Required work: Reproduce every line of the items unchanged, starting with the first line and continuing through the line that contains "- bar: [410, 305, 444, 423]", with both of those lines included.

== Data rows ==

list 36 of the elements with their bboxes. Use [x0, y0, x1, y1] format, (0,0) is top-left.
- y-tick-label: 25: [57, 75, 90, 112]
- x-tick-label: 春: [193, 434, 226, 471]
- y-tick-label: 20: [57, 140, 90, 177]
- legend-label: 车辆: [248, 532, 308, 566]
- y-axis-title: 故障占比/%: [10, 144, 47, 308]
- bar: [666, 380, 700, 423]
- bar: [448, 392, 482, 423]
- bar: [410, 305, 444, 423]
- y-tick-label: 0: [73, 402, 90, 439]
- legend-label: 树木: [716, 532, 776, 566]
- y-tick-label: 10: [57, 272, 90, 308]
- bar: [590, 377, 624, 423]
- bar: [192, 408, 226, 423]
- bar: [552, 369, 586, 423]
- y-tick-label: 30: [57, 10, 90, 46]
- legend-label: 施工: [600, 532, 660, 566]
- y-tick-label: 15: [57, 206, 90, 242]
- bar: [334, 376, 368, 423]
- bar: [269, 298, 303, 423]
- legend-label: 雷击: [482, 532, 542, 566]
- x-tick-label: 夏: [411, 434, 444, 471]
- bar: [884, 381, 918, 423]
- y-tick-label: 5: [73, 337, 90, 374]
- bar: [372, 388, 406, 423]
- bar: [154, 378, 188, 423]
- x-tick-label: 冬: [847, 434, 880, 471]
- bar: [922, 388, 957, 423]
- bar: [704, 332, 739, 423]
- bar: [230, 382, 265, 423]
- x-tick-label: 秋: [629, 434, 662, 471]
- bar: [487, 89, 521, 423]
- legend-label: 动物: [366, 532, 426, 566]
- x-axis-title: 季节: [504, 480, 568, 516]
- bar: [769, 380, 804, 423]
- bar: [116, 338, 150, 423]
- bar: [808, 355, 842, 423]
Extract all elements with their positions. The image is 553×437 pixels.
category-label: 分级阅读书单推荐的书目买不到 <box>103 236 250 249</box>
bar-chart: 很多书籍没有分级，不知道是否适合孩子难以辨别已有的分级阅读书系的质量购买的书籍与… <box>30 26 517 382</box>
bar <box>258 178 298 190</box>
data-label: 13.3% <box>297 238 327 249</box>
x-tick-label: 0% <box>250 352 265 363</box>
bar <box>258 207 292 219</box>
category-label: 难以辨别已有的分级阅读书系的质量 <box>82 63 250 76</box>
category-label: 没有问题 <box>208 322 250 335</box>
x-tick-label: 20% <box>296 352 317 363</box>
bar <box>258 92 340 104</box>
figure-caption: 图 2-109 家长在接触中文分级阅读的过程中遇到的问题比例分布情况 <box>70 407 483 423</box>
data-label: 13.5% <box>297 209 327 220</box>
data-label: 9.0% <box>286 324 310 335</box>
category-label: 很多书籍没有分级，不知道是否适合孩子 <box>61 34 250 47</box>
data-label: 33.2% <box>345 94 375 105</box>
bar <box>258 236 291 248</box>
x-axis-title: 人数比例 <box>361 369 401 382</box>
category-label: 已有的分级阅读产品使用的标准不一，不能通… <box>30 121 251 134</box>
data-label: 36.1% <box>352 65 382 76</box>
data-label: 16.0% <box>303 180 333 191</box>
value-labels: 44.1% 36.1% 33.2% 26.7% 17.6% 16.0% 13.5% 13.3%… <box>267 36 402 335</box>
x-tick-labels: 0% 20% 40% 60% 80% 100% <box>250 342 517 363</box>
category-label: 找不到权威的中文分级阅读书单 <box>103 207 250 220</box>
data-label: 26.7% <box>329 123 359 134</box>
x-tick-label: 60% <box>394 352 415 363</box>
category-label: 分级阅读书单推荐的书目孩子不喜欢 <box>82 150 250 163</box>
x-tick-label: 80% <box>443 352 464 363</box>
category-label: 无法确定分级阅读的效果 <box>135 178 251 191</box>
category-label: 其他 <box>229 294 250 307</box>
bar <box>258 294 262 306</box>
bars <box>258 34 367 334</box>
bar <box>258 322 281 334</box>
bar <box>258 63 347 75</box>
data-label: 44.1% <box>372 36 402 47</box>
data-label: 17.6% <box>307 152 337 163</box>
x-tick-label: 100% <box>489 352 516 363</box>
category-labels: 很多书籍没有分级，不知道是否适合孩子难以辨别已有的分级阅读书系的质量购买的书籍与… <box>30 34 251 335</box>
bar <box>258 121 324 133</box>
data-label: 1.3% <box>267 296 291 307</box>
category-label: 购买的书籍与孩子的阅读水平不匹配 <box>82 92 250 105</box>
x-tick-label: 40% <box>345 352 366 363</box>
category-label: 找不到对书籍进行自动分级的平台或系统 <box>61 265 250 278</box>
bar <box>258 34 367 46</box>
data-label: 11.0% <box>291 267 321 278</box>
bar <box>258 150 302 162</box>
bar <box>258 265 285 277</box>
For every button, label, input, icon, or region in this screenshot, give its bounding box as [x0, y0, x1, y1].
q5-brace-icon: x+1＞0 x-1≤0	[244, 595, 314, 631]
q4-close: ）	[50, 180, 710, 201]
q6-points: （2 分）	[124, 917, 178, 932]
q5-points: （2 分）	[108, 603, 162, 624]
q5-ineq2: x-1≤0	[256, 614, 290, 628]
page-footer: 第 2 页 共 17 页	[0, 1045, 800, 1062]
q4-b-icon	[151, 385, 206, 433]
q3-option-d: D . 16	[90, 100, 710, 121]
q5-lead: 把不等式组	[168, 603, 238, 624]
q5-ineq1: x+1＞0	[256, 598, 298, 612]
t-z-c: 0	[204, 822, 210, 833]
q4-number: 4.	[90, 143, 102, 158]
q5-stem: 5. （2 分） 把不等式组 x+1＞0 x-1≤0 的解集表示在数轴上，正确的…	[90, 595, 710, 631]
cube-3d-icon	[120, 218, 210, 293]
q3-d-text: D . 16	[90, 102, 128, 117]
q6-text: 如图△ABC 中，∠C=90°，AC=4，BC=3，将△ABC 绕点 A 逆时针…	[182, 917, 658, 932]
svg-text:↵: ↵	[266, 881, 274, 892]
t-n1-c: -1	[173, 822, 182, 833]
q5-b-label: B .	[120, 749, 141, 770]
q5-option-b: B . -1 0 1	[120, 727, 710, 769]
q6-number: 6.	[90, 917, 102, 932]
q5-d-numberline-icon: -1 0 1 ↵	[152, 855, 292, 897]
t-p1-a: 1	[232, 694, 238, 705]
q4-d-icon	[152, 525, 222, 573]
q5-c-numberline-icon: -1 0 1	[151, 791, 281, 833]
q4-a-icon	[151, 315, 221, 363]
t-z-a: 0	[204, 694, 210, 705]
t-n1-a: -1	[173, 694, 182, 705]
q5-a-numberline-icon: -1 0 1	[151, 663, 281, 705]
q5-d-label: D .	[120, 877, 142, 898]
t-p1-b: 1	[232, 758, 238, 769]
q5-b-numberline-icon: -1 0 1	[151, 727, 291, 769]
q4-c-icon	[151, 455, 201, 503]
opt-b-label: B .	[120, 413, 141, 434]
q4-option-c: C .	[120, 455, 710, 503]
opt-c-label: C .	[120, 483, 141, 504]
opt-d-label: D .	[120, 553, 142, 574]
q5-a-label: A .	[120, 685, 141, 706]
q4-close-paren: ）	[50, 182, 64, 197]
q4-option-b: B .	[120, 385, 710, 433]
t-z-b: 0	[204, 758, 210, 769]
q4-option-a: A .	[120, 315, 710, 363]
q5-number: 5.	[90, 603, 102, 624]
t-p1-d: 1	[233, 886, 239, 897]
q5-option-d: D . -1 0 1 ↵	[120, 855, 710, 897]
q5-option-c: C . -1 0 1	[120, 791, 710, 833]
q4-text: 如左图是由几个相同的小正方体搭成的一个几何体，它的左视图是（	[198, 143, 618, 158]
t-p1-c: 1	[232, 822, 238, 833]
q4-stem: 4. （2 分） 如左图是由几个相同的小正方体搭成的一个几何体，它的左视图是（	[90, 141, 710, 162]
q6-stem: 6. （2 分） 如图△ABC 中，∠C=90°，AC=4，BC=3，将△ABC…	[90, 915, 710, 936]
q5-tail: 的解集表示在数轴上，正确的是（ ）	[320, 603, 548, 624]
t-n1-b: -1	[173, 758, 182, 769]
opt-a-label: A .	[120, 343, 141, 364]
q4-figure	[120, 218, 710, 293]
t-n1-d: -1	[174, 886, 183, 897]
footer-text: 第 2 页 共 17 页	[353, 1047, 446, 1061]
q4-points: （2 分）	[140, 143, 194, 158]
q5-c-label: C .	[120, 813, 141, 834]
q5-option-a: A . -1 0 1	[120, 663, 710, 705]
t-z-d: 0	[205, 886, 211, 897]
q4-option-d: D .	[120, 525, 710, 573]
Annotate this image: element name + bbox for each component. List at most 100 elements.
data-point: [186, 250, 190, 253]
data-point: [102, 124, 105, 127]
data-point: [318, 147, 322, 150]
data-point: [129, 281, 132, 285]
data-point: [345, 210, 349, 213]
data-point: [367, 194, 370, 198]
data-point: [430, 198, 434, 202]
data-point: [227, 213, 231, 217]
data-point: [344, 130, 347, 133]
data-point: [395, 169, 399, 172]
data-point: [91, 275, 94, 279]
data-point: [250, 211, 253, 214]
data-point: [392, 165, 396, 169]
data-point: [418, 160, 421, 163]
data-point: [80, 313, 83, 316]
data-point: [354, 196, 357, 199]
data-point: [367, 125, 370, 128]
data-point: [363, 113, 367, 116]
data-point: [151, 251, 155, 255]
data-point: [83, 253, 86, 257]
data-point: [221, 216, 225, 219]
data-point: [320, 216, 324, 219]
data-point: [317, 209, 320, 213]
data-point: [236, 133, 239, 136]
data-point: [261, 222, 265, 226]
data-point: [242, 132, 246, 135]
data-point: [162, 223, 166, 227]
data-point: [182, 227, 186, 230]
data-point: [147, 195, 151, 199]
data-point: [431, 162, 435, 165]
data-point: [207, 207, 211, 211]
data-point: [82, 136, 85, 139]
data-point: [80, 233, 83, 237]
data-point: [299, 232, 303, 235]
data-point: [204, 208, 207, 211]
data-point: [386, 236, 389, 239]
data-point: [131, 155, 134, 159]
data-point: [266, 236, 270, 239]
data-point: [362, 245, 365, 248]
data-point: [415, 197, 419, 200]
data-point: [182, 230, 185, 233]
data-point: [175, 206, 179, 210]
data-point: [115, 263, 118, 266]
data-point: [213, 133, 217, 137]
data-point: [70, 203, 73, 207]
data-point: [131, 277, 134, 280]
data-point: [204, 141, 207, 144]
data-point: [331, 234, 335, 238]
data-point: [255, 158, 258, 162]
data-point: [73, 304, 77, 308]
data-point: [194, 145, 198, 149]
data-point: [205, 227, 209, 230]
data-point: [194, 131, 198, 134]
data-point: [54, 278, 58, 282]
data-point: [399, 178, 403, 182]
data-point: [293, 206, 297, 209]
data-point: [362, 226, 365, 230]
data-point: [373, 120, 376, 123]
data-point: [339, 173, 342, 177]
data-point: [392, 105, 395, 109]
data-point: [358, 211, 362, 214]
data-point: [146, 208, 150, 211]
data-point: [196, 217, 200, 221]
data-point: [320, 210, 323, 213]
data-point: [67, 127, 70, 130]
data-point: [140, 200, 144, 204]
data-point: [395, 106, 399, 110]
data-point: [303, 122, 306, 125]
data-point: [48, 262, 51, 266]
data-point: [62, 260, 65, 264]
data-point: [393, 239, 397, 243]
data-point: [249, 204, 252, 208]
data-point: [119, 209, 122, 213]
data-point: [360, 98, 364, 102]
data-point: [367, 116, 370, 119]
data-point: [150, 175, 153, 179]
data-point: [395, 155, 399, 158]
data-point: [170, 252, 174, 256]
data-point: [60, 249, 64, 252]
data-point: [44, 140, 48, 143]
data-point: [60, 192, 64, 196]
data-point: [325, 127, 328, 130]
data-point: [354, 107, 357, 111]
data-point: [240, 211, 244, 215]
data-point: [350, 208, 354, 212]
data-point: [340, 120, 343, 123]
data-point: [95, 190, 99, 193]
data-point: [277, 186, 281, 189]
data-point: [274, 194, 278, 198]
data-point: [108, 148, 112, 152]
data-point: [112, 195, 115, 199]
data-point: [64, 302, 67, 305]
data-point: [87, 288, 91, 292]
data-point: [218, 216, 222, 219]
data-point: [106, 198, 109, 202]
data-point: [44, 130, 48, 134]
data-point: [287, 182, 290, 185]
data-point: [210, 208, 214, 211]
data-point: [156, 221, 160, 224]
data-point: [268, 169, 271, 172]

===

Final answer:
list 36 of the elements with their bboxes. Use [x0, y0, x1, y1] format, (0,0) is top-left.
- y-tick-label: 25: [57, 75, 90, 112]
- x-tick-label: 春: [193, 434, 226, 471]
- y-tick-label: 20: [57, 140, 90, 177]
- legend-label: 车辆: [248, 532, 308, 566]
- y-axis-title: 故障占比/%: [10, 144, 47, 308]
- bar: [666, 380, 700, 423]
- bar: [448, 392, 482, 423]
- bar: [410, 305, 444, 423]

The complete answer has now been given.